WHAT IS BEING ASKED >> Show each line below that contains the string "year", copied in full. Only matches in the same upper or lower case count.

▬▬▬▬▬▬

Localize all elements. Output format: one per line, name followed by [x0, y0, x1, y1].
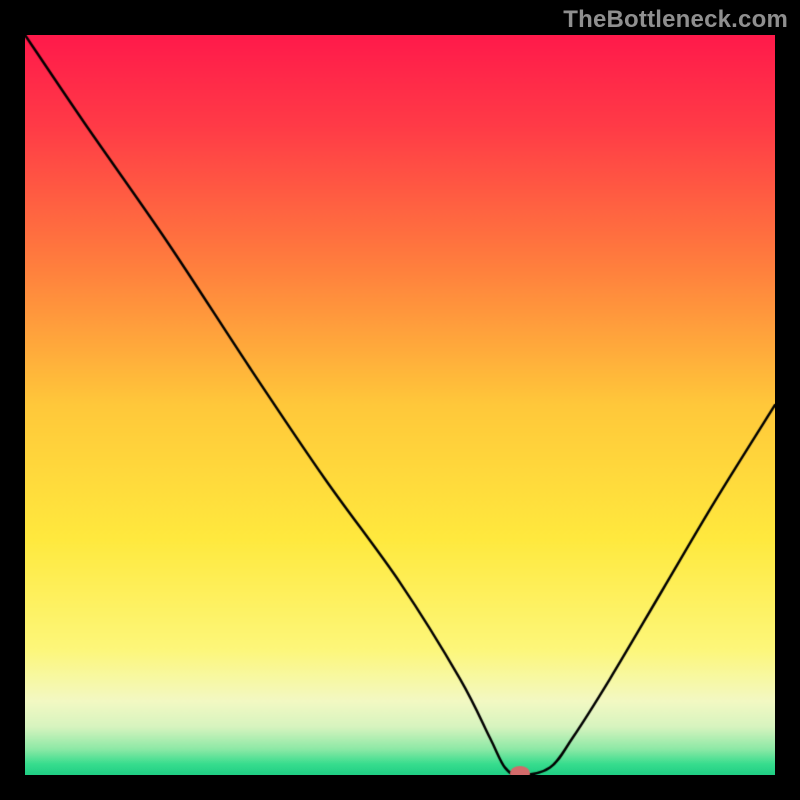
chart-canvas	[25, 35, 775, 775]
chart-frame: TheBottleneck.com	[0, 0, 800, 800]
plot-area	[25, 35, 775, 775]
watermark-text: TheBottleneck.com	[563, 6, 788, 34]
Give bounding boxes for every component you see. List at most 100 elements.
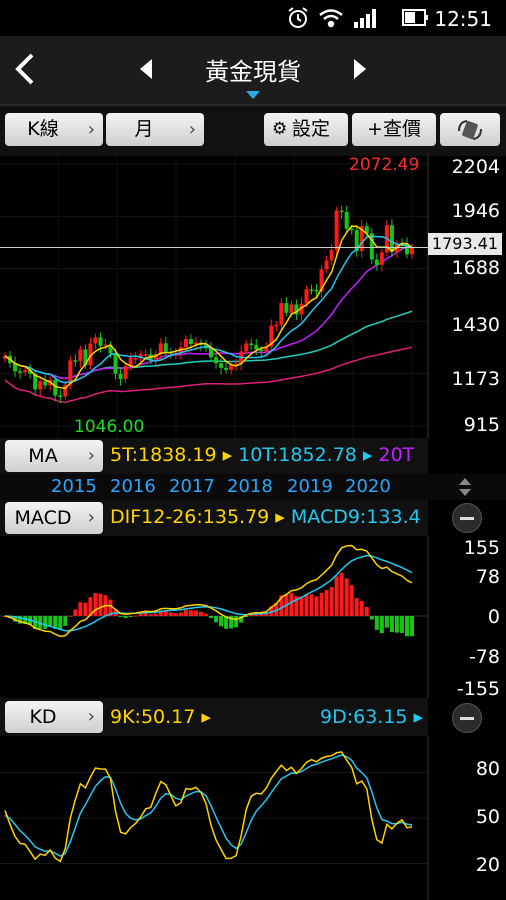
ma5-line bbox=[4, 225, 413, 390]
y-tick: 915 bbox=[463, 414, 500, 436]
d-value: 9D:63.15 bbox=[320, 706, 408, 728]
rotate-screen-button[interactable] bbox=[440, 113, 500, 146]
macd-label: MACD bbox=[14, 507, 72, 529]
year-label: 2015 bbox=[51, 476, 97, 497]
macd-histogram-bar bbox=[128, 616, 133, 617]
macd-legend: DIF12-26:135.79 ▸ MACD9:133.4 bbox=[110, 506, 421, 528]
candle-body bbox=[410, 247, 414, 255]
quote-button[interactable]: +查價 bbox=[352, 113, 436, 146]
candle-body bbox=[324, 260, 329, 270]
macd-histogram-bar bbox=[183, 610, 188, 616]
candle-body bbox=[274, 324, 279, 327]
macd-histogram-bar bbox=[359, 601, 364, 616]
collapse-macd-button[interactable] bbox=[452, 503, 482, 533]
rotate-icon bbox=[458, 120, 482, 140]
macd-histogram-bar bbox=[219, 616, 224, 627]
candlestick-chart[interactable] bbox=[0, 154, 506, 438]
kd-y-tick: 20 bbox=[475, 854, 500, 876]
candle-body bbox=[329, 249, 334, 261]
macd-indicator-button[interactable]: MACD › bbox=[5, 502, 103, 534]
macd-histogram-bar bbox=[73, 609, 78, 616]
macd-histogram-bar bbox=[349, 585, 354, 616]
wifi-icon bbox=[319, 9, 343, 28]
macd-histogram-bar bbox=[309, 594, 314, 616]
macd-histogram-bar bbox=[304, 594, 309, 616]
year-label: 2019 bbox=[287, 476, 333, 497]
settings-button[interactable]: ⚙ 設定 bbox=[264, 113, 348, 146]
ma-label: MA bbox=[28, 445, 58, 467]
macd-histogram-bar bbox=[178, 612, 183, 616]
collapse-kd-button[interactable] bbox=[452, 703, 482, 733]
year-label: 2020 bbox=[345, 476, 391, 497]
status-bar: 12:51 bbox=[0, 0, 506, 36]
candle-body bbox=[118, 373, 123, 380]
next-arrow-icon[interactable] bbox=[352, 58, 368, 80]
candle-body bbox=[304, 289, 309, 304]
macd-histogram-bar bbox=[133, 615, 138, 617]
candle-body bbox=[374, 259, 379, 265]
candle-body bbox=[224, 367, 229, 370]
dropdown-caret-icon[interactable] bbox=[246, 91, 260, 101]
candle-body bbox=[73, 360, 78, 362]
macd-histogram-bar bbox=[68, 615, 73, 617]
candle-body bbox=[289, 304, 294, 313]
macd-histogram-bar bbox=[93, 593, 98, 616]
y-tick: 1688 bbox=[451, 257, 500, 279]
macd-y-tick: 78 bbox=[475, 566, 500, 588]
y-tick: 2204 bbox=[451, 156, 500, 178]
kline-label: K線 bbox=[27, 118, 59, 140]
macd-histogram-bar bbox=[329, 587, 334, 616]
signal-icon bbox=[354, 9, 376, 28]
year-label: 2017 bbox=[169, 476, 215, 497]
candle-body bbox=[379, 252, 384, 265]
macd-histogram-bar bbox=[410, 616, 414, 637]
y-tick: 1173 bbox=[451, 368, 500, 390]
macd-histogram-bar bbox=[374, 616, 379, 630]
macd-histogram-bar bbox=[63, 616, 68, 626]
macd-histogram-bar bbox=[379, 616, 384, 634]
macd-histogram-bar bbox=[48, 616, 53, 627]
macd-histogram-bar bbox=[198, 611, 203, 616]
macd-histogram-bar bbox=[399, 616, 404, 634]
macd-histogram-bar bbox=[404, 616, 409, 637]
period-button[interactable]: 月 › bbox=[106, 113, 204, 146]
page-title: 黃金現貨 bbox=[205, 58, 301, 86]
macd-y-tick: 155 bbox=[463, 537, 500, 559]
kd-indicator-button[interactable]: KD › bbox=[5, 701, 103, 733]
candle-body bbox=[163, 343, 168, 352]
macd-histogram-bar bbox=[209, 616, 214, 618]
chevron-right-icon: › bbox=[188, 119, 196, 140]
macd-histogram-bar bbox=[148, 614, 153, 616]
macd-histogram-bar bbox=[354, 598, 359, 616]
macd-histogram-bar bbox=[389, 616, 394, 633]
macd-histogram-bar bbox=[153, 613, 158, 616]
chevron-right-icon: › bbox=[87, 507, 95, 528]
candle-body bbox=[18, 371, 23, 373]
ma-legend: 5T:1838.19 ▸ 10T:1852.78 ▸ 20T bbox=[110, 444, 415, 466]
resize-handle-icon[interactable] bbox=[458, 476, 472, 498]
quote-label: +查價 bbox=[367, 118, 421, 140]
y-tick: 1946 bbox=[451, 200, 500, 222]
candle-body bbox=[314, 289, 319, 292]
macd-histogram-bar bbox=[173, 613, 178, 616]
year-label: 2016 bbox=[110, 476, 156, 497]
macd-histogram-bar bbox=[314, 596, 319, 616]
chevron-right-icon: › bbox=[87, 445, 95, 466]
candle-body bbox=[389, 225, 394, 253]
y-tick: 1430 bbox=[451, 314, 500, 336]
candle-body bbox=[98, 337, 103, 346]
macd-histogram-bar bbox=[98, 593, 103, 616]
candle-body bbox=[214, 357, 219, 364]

▬▬▬▬▬▬

TASK OUTPUT >>
year-label: 2015 bbox=[51, 476, 97, 497]
year-label: 2019 bbox=[287, 476, 333, 497]
year-label: 2020 bbox=[345, 476, 391, 497]
year-label: 2017 bbox=[169, 476, 215, 497]
year-label: 2016 bbox=[110, 476, 156, 497]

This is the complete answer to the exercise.